Data listing:

---

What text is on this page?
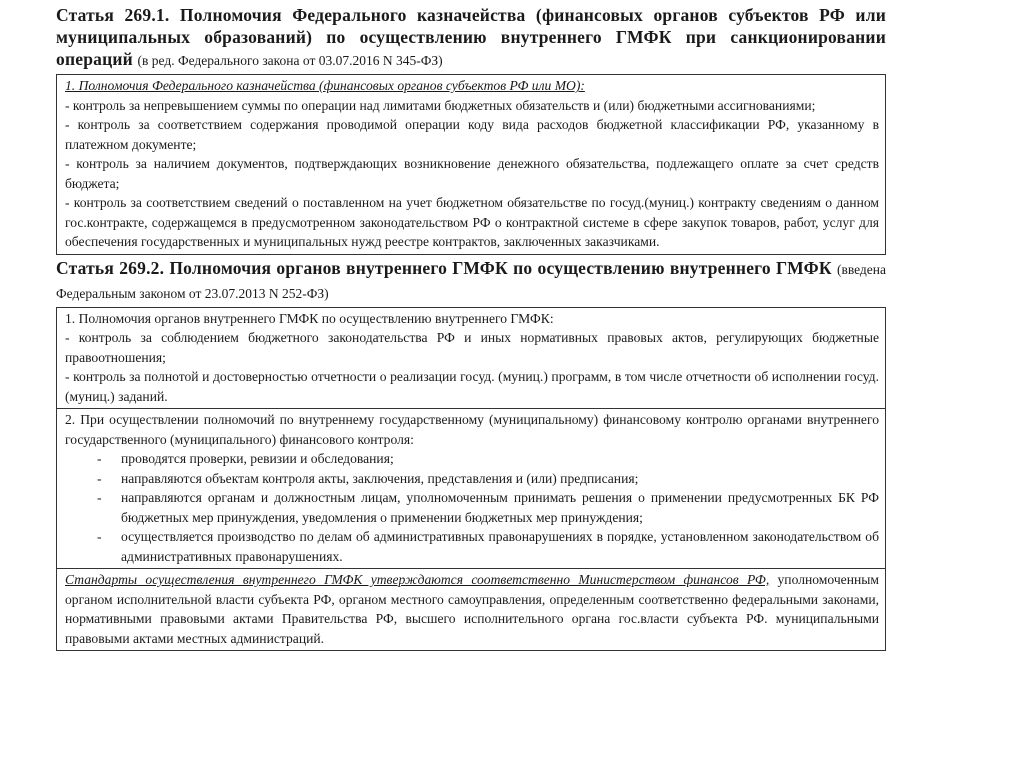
Статья 269.1. Полномочия Федерального казначейства (финансовых органов субъектов РФ или муниципальных образований) по осуществлению внутреннего ГМФК при санкционировании операций (в ред. Федерального закона от 03.07.2016 N 345-ФЗ)

1. Полномочия Федерального казначейства (финансовых органов субъектов РФ или МО):

- контроль за непревышением суммы по операции над лимитами бюджетных обязательств и (или) бюджетными ассигнованиями;

- контроль за соответствием содержания проводимой операции коду вида расходов бюджетной классификации РФ, указанному в платежном документе;

- контроль за наличием документов, подтверждающих возникновение денежного обязательства, подлежащего оплате за счет средств бюджета;

- контроль за соответствием сведений о поставленном на учет бюджетном обязательстве по госуд.(муниц.) контракту сведениям о данном гос.контракте, содержащемся в предусмотренном законодательством РФ о контрактной системе в сфере закупок товаров, работ, услуг для обеспечения государственных и муниципальных нужд реестре контрактов, заключенных заказчиками.

Статья 269.2. Полномочия органов внутреннего ГМФК по осуществлению внутреннего ГМФК (введена Федеральным законом от 23.07.2013 N 252-ФЗ)

1. Полномочия органов внутреннего ГМФК по осуществлению внутреннего ГМФК:

- контроль за соблюдением бюджетного законодательства РФ и иных нормативных правовых актов, регулирующих бюджетные правоотношения;

- контроль за полнотой и достоверностью отчетности о реализации госуд. (муниц.) программ, в том числе отчетности об исполнении госуд. (муниц.) заданий.

2. При осуществлении полномочий по внутреннему государственному (муниципальному) финансовому контролю органами внутреннего государственного (муниципального) финансового контроля:

- проводятся проверки, ревизии и обследования;
- направляются объектам контроля акты, заключения, представления и (или) предписания;
- направляются органам и должностным лицам, уполномоченным принимать решения о применении предусмотренных БК РФ бюджетных мер принуждения, уведомления о применении бюджетных мер принуждения;
- осуществляется производство по делам об административных правонарушениях в порядке, установленном законодательством об административных правонарушениях.

Стандарты осуществления внутреннего ГМФК утверждаются соответственно Министерством финансов РФ, уполномоченным органом исполнительной власти субъекта РФ, органом местного самоуправления, определенным соответственно федеральными законами, нормативными правовыми актами Правительства РФ, высшего исполнительного органа гос.власти субъекта РФ. муниципальными правовыми актами местных администраций.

---

:: What you should do ::
Every record must be copied exactly, with the pictures left out.

:: Output below ::
What text is on this page?
Статья 269.1. Полномочия Федерального казначейства (финансовых органов субъектов РФ или муниципальных образований) по осуществлению внутреннего ГМФК при санкционировании операций (в ред. Федерального закона от 03.07.2016 N 345-ФЗ)

1. Полномочия Федерального казначейства (финансовых органов субъектов РФ или МО):

- контроль за непревышением суммы по операции над лимитами бюджетных обязательств и (или) бюджетными ассигнованиями;

- контроль за соответствием содержания проводимой операции коду вида расходов бюджетной классификации РФ, указанному в платежном документе;

- контроль за наличием документов, подтверждающих возникновение денежного обязательства, подлежащего оплате за счет средств бюджета;

- контроль за соответствием сведений о поставленном на учет бюджетном обязательстве по госуд.(муниц.) контракту сведениям о данном гос.контракте, содержащемся в предусмотренном законодательством РФ о контрактной системе в сфере закупок товаров, работ, услуг для обеспечения государственных и муниципальных нужд реестре контрактов, заключенных заказчиками.

Статья 269.2. Полномочия органов внутреннего ГМФК по осуществлению внутреннего ГМФК (введена Федеральным законом от 23.07.2013 N 252-ФЗ)

1. Полномочия органов внутреннего ГМФК по осуществлению внутреннего ГМФК:

- контроль за соблюдением бюджетного законодательства РФ и иных нормативных правовых актов, регулирующих бюджетные правоотношения;

- контроль за полнотой и достоверностью отчетности о реализации госуд. (муниц.) программ, в том числе отчетности об исполнении госуд. (муниц.) заданий.

2. При осуществлении полномочий по внутреннему государственному (муниципальному) финансовому контролю органами внутреннего государственного (муниципального) финансового контроля:

- проводятся проверки, ревизии и обследования;
- направляются объектам контроля акты, заключения, представления и (или) предписания;
- направляются органам и должностным лицам, уполномоченным принимать решения о применении предусмотренных БК РФ бюджетных мер принуждения, уведомления о применении бюджетных мер принуждения;
- осуществляется производство по делам об административных правонарушениях в порядке, установленном законодательством об административных правонарушениях.

Стандарты осуществления внутреннего ГМФК утверждаются соответственно Министерством финансов РФ, уполномоченным органом исполнительной власти субъекта РФ, органом местного самоуправления, определенным соответственно федеральными законами, нормативными правовыми актами Правительства РФ, высшего исполнительного органа гос.власти субъекта РФ. муниципальными правовыми актами местных администраций.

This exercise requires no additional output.